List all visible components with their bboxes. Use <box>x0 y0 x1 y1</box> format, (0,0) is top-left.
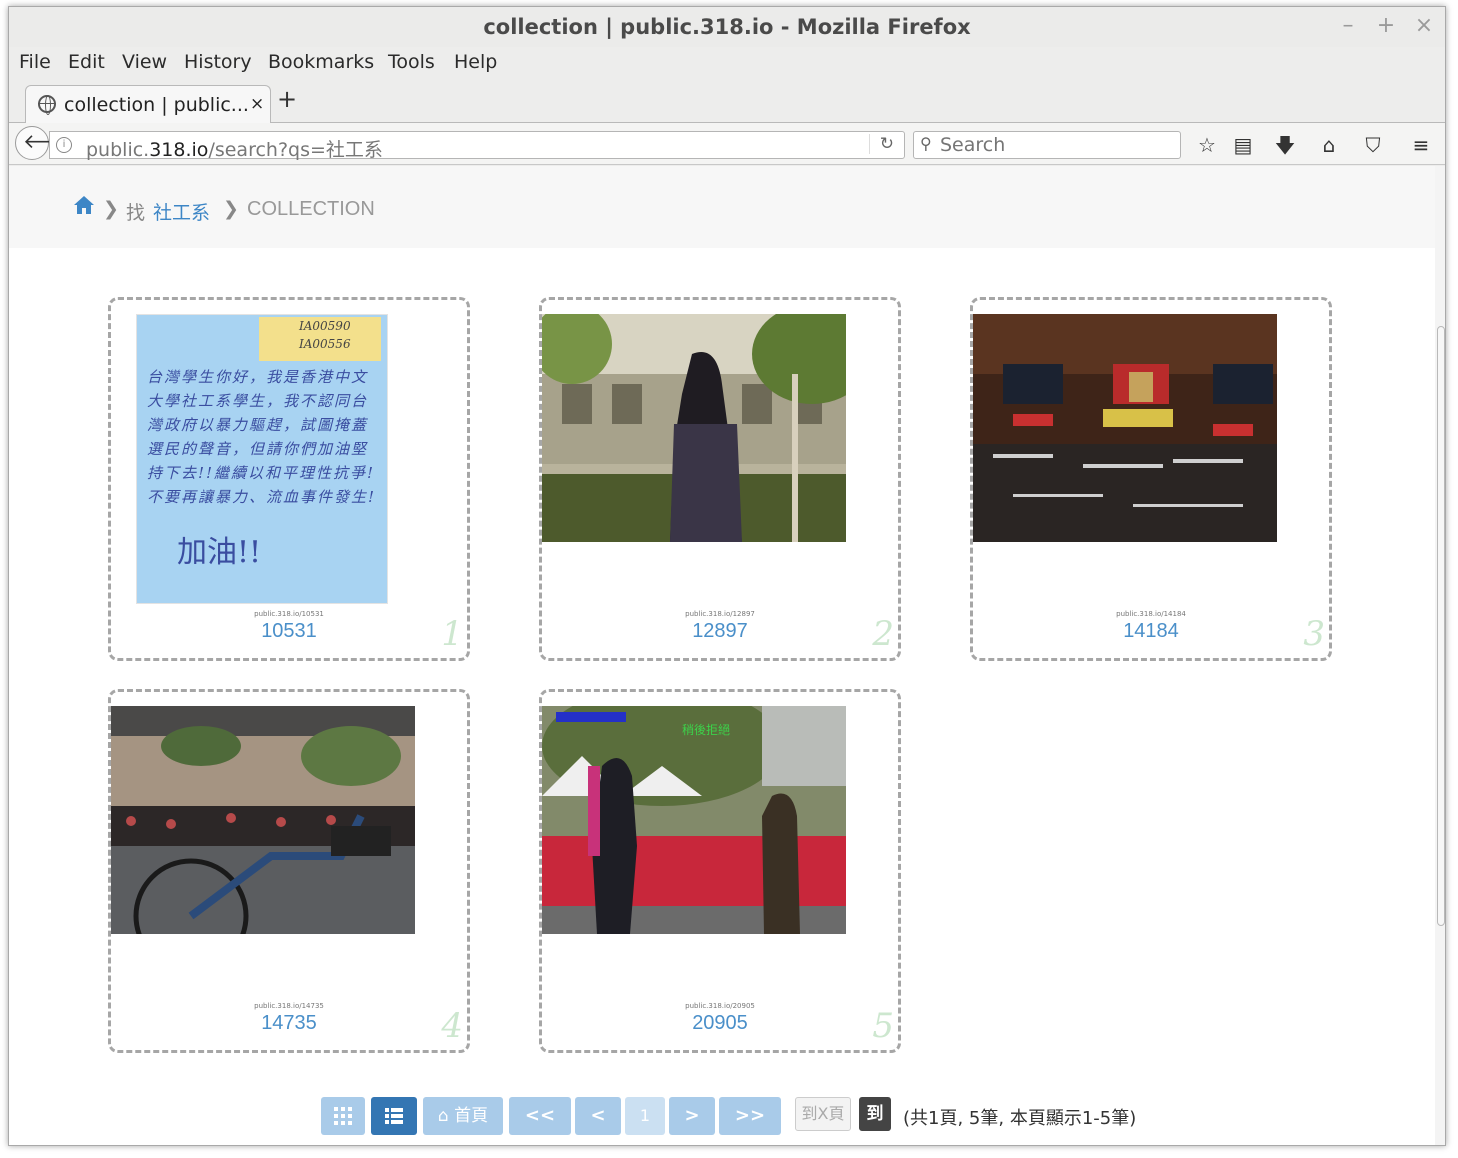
list-view-button[interactable] <box>371 1097 417 1135</box>
collection-card[interactable]: public.318.io/12897 12897 2 <box>539 297 901 661</box>
breadcrumb-query[interactable]: 社工系 <box>153 198 210 225</box>
menu-bookmarks[interactable]: Bookmarks <box>268 51 374 73</box>
hamburger-menu-icon[interactable]: ≡ <box>1407 131 1435 159</box>
back-button[interactable]: 🡐 <box>15 126 77 160</box>
title-bar: collection | public.318.io - Mozilla Fir… <box>9 7 1445 47</box>
new-tab-button[interactable]: + <box>277 85 297 113</box>
card-id-link[interactable]: 12897 <box>542 620 898 643</box>
tab-collection[interactable]: collection | public... × <box>25 85 271 123</box>
menu-help[interactable]: Help <box>454 51 497 73</box>
first-page-button[interactable]: << <box>509 1097 571 1135</box>
menu-bar: File Edit View History Bookmarks Tools H… <box>9 49 1445 79</box>
card-index: 1 <box>441 614 463 654</box>
card-index: 2 <box>872 614 894 654</box>
menu-history[interactable]: History <box>184 51 252 73</box>
close-window-button[interactable]: × <box>1411 13 1437 38</box>
sticky-code-1: IA00590 <box>299 319 351 333</box>
home-icon[interactable]: ⌂ <box>1315 131 1343 159</box>
vertical-scrollbar[interactable] <box>1435 166 1445 1145</box>
page-content: ❯ 找 社工系 ❯ COLLECTION IA00590 IA00556 台灣學… <box>9 166 1435 1145</box>
card-id-link[interactable]: 14184 <box>973 620 1329 643</box>
reading-list-icon[interactable]: ▤ <box>1229 131 1257 159</box>
minimize-button[interactable]: – <box>1335 13 1361 38</box>
reload-icon[interactable]: ↻ <box>868 134 894 154</box>
goto-page-input[interactable]: 到X頁 <box>795 1097 851 1131</box>
grid-view-button[interactable] <box>321 1097 365 1135</box>
handwritten-text: 台灣學生你好，我是香港中文大學社工系學生，我不認同台灣政府以暴力驅趕，試圖掩蓋選… <box>147 368 377 506</box>
menu-file[interactable]: File <box>19 51 51 73</box>
download-icon[interactable]: 🡇 <box>1271 131 1299 159</box>
card-caption: public.318.io/14184 <box>1116 610 1186 618</box>
globe-icon <box>38 95 56 115</box>
tab-strip: collection | public... × <box>9 83 1445 123</box>
breadcrumb-section: COLLECTION <box>247 198 375 220</box>
card-id-link[interactable]: 20905 <box>542 1012 898 1035</box>
card-caption: public.318.io/12897 <box>685 610 755 618</box>
maximize-button[interactable]: + <box>1373 13 1399 38</box>
card-thumbnail[interactable]: 稍後拒絕 <box>542 706 846 934</box>
sticky-label: IA00590 IA00556 <box>259 317 381 361</box>
card-thumbnail[interactable] <box>973 314 1277 542</box>
sticky-code-2: IA00556 <box>299 337 351 351</box>
browser-window: collection | public.318.io - Mozilla Fir… <box>8 6 1446 1146</box>
card-index: 3 <box>1303 614 1325 654</box>
scrollbar-thumb[interactable] <box>1437 326 1445 926</box>
collection-card[interactable]: public.318.io/14735 14735 4 <box>108 689 470 1053</box>
breadcrumb-separator: ❯ <box>103 198 119 220</box>
url-text: public.318.io/search?qs=社工系 <box>86 139 383 161</box>
star-icon[interactable]: ☆ <box>1193 131 1221 159</box>
menu-edit[interactable]: Edit <box>68 51 105 73</box>
card-thumbnail[interactable]: IA00590 IA00556 台灣學生你好，我是香港中文大學社工系學生，我不認… <box>136 314 388 604</box>
last-page-button[interactable]: >> <box>719 1097 781 1135</box>
card-id-link[interactable]: 14735 <box>111 1012 467 1035</box>
breadcrumb-separator: ❯ <box>223 198 239 220</box>
collection-card[interactable]: public.318.io/14184 14184 3 <box>970 297 1332 661</box>
url-bar[interactable]: i public.318.io/search?qs=社工系 ↻ <box>49 131 905 161</box>
first-page-home-button[interactable]: ⌂ 首頁 <box>423 1097 503 1135</box>
page-number-button[interactable]: 1 <box>625 1097 665 1135</box>
search-box[interactable]: ⚲ <box>913 131 1181 159</box>
info-icon[interactable]: i <box>56 137 72 153</box>
card-index: 5 <box>872 1006 894 1046</box>
card-thumbnail[interactable] <box>542 314 846 542</box>
home-label: 首頁 <box>454 1106 489 1126</box>
card-id-link[interactable]: 10531 <box>111 620 467 643</box>
card-caption: public.318.io/14735 <box>254 1002 324 1010</box>
search-icon: ⚲ <box>920 134 932 153</box>
next-page-button[interactable]: > <box>669 1097 715 1135</box>
tab-label: collection | public... <box>64 94 249 116</box>
breadcrumb-find: 找 <box>126 202 146 224</box>
pocket-icon[interactable]: ⛉ <box>1359 131 1387 159</box>
tab-close-icon[interactable]: × <box>250 94 264 114</box>
collection-card[interactable]: IA00590 IA00556 台灣學生你好，我是香港中文大學社工系學生，我不認… <box>108 297 470 661</box>
home-icon: ⌂ <box>437 1106 449 1126</box>
window-title: collection | public.318.io - Mozilla Fir… <box>483 15 971 39</box>
card-thumbnail[interactable] <box>111 706 415 934</box>
prev-page-button[interactable]: < <box>575 1097 621 1135</box>
card-caption: public.318.io/20905 <box>685 1002 755 1010</box>
handwritten-cheer: 加油!! <box>177 535 262 570</box>
search-input[interactable] <box>940 134 1170 156</box>
menu-tools[interactable]: Tools <box>388 51 435 73</box>
goto-page-button[interactable]: 到 <box>859 1097 891 1131</box>
card-caption: public.318.io/10531 <box>254 610 324 618</box>
navigation-bar: 🡐 i public.318.io/search?qs=社工系 ↻ ⚲ ☆ ▤ … <box>9 123 1445 165</box>
breadcrumb: ❯ 找 社工系 ❯ COLLECTION <box>9 166 1435 248</box>
video-overlay-text: 稍後拒絕 <box>682 723 730 737</box>
collection-card[interactable]: 稍後拒絕 public.318.io/20905 20905 5 <box>539 689 901 1053</box>
card-index: 4 <box>441 1006 463 1046</box>
home-breadcrumb-icon[interactable] <box>73 194 95 221</box>
pagination-info: (共1頁, 5筆, 本頁顯示1-5筆) <box>903 1108 1137 1129</box>
menu-view[interactable]: View <box>122 51 167 73</box>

STATED PROBLEM
In the records, starting with the line that contains "list-view-button[interactable] <box>371 1097" and going on through the line that contains "menu-history[interactable]: History <box>184", rename "card-index" to "card-number" and give back only those lines, with everything else unchanged.

SOLVED EXERCISE
list-view-button[interactable] <box>371 1097 417 1135</box>
collection-card[interactable]: public.318.io/12897 12897 2 <box>539 297 901 661</box>
breadcrumb-query[interactable]: 社工系 <box>153 198 210 225</box>
menu-bookmarks[interactable]: Bookmarks <box>268 51 374 73</box>
hamburger-menu-icon[interactable]: ≡ <box>1407 131 1435 159</box>
back-button[interactable]: 🡐 <box>15 126 77 160</box>
title-bar: collection | public.318.io - Mozilla Fir… <box>9 7 1445 47</box>
new-tab-button[interactable]: + <box>277 85 297 113</box>
card-id-link[interactable]: 12897 <box>542 620 898 643</box>
tab-collection[interactable]: collection | public... × <box>25 85 271 123</box>
menu-help[interactable]: Help <box>454 51 497 73</box>
first-page-button[interactable]: << <box>509 1097 571 1135</box>
menu-bar: File Edit View History Bookmarks Tools H… <box>9 49 1445 79</box>
card-number: 1 <box>441 614 463 654</box>
card-number: 2 <box>872 614 894 654</box>
menu-history[interactable]: History <box>184 51 252 73</box>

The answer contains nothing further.